» **Work to complete**: Quote every line as written. Omit pictures.
-=-=-=-=-
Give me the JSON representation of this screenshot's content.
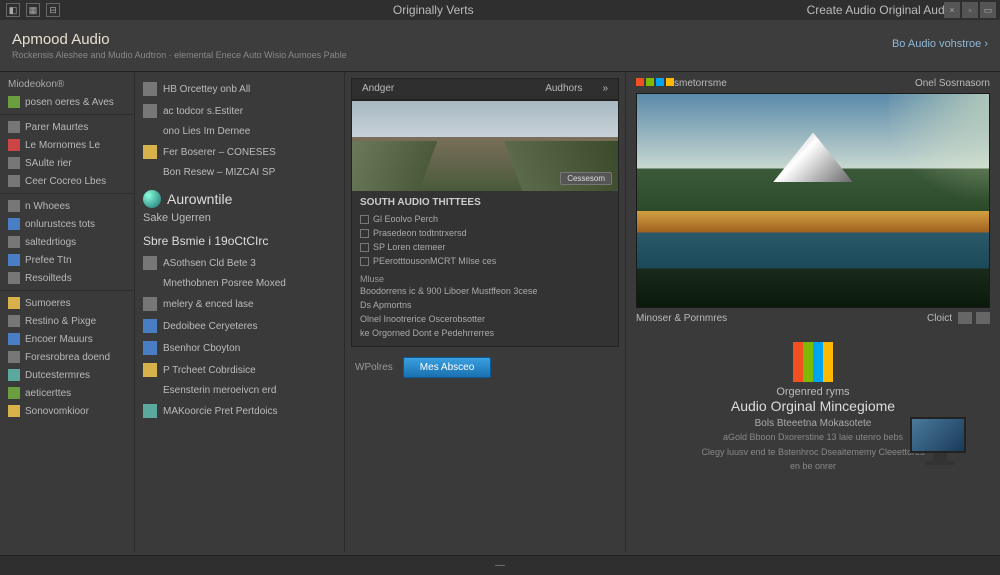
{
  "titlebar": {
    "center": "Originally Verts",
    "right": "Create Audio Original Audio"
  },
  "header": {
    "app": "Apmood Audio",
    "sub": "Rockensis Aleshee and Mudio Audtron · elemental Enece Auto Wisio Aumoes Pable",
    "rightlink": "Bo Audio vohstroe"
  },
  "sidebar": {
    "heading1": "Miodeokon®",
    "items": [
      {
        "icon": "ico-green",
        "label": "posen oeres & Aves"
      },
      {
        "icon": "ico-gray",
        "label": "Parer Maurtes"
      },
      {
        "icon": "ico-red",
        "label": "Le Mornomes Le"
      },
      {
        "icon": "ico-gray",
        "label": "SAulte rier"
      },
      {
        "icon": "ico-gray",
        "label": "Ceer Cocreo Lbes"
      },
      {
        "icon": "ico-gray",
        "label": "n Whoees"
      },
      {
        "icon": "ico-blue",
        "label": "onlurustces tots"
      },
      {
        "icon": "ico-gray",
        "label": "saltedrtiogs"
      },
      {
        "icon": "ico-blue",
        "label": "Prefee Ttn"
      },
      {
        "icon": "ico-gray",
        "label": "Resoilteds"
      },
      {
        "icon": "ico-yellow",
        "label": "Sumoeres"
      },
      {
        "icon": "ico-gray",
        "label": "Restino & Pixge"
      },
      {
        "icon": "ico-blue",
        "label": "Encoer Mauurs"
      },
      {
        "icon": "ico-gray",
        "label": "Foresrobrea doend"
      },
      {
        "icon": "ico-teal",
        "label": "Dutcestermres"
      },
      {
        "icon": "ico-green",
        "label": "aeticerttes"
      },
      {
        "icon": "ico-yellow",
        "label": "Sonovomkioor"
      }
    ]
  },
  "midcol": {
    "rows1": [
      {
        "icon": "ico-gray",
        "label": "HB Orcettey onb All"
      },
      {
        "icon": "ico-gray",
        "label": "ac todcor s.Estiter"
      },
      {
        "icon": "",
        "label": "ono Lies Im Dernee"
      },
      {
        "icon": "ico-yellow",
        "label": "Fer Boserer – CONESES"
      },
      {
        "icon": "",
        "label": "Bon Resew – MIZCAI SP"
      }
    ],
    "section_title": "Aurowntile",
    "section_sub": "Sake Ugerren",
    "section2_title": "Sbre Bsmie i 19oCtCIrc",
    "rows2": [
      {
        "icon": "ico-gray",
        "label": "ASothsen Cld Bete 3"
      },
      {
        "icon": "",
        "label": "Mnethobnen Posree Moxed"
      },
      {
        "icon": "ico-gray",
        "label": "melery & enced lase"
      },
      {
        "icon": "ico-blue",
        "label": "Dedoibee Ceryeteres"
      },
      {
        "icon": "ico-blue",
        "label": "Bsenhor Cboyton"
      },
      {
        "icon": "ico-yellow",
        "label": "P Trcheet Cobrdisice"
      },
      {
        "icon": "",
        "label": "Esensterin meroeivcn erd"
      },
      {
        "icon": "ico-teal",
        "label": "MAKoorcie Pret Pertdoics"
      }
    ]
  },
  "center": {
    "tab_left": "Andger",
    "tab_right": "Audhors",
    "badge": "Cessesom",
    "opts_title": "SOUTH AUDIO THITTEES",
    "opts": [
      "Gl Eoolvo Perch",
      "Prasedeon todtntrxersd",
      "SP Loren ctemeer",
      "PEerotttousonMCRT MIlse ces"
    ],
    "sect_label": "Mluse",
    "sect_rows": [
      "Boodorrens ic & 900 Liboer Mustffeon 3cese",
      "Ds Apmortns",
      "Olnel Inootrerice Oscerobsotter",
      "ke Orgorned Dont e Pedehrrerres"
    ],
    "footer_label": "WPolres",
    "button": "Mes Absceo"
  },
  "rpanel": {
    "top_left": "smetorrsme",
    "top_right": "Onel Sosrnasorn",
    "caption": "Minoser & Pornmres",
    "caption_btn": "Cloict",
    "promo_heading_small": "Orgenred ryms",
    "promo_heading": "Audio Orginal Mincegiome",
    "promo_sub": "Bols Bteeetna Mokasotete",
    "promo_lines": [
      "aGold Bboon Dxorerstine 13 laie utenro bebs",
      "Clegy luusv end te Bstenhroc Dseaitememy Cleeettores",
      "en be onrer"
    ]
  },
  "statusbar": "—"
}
-=-=-=-=-
» **Correct response**:
Give me the JSON representation of this screenshot's content.
{
  "titlebar": {
    "center": "Originally Verts",
    "right": "Create Audio Original Audio"
  },
  "header": {
    "app": "Apmood Audio",
    "sub": "Rockensis Aleshee and Mudio Audtron · elemental Enece Auto Wisio Aumoes Pable",
    "rightlink": "Bo Audio vohstroe"
  },
  "sidebar": {
    "heading1": "Miodeokon®",
    "items": [
      {
        "icon": "ico-green",
        "label": "posen oeres & Aves"
      },
      {
        "icon": "ico-gray",
        "label": "Parer Maurtes"
      },
      {
        "icon": "ico-red",
        "label": "Le Mornomes Le"
      },
      {
        "icon": "ico-gray",
        "label": "SAulte rier"
      },
      {
        "icon": "ico-gray",
        "label": "Ceer Cocreo Lbes"
      },
      {
        "icon": "ico-gray",
        "label": "n Whoees"
      },
      {
        "icon": "ico-blue",
        "label": "onlurustces tots"
      },
      {
        "icon": "ico-gray",
        "label": "saltedrtiogs"
      },
      {
        "icon": "ico-blue",
        "label": "Prefee Ttn"
      },
      {
        "icon": "ico-gray",
        "label": "Resoilteds"
      },
      {
        "icon": "ico-yellow",
        "label": "Sumoeres"
      },
      {
        "icon": "ico-gray",
        "label": "Restino & Pixge"
      },
      {
        "icon": "ico-blue",
        "label": "Encoer Mauurs"
      },
      {
        "icon": "ico-gray",
        "label": "Foresrobrea doend"
      },
      {
        "icon": "ico-teal",
        "label": "Dutcestermres"
      },
      {
        "icon": "ico-green",
        "label": "aeticerttes"
      },
      {
        "icon": "ico-yellow",
        "label": "Sonovomkioor"
      }
    ]
  },
  "midcol": {
    "rows1": [
      {
        "icon": "ico-gray",
        "label": "HB Orcettey onb All"
      },
      {
        "icon": "ico-gray",
        "label": "ac todcor s.Estiter"
      },
      {
        "icon": "",
        "label": "ono Lies Im Dernee"
      },
      {
        "icon": "ico-yellow",
        "label": "Fer Boserer – CONESES"
      },
      {
        "icon": "",
        "label": "Bon Resew – MIZCAI SP"
      }
    ],
    "section_title": "Aurowntile",
    "section_sub": "Sake Ugerren",
    "section2_title": "Sbre Bsmie i 19oCtCIrc",
    "rows2": [
      {
        "icon": "ico-gray",
        "label": "ASothsen Cld Bete 3"
      },
      {
        "icon": "",
        "label": "Mnethobnen Posree Moxed"
      },
      {
        "icon": "ico-gray",
        "label": "melery & enced lase"
      },
      {
        "icon": "ico-blue",
        "label": "Dedoibee Ceryeteres"
      },
      {
        "icon": "ico-blue",
        "label": "Bsenhor Cboyton"
      },
      {
        "icon": "ico-yellow",
        "label": "P Trcheet Cobrdisice"
      },
      {
        "icon": "",
        "label": "Esensterin meroeivcn erd"
      },
      {
        "icon": "ico-teal",
        "label": "MAKoorcie Pret Pertdoics"
      }
    ]
  },
  "center": {
    "tab_left": "Andger",
    "tab_right": "Audhors",
    "badge": "Cessesom",
    "opts_title": "SOUTH AUDIO THITTEES",
    "opts": [
      "Gl Eoolvo Perch",
      "Prasedeon todtntrxersd",
      "SP Loren ctemeer",
      "PEerotttousonMCRT MIlse ces"
    ],
    "sect_label": "Mluse",
    "sect_rows": [
      "Boodorrens ic & 900 Liboer Mustffeon 3cese",
      "Ds Apmortns",
      "Olnel Inootrerice Oscerobsotter",
      "ke Orgorned Dont e Pedehrrerres"
    ],
    "footer_label": "WPolres",
    "button": "Mes Absceo"
  },
  "rpanel": {
    "top_left": "smetorrsme",
    "top_right": "Onel Sosrnasorn",
    "caption": "Minoser & Pornmres",
    "caption_btn": "Cloict",
    "promo_heading_small": "Orgenred ryms",
    "promo_heading": "Audio Orginal Mincegiome",
    "promo_sub": "Bols Bteeetna Mokasotete",
    "promo_lines": [
      "aGold Bboon Dxorerstine 13 laie utenro bebs",
      "Clegy luusv end te Bstenhroc Dseaitememy Cleeettores",
      "en be onrer"
    ]
  },
  "statusbar": "—"
}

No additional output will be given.